- The task
In the material below, the lines containing the word "blob" are required; copy each of them.

- Records shown
========================================================================

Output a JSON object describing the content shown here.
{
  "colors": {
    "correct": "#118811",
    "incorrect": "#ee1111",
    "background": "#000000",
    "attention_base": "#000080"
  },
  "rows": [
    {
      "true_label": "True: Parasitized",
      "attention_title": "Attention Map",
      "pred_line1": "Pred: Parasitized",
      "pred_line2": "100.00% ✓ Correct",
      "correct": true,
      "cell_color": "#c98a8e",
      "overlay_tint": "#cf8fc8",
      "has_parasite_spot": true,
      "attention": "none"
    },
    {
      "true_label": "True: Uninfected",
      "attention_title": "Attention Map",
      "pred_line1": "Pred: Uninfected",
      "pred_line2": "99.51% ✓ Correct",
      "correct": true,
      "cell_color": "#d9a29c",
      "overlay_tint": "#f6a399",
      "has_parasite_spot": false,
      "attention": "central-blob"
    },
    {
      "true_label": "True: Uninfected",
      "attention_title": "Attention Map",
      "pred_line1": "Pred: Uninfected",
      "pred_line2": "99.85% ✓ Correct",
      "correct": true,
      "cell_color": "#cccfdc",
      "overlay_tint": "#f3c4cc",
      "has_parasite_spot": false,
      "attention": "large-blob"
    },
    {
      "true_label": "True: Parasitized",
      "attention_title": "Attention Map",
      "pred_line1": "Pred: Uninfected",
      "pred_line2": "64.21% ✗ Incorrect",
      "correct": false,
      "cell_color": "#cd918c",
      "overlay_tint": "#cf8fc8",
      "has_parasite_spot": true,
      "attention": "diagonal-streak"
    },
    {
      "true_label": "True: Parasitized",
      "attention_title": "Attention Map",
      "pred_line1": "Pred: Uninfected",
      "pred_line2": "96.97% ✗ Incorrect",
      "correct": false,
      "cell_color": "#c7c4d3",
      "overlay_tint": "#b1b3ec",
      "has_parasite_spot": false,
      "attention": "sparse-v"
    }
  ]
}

========================================================================

- Result below
      "attention": "central-blob"
      "attention": "large-blob"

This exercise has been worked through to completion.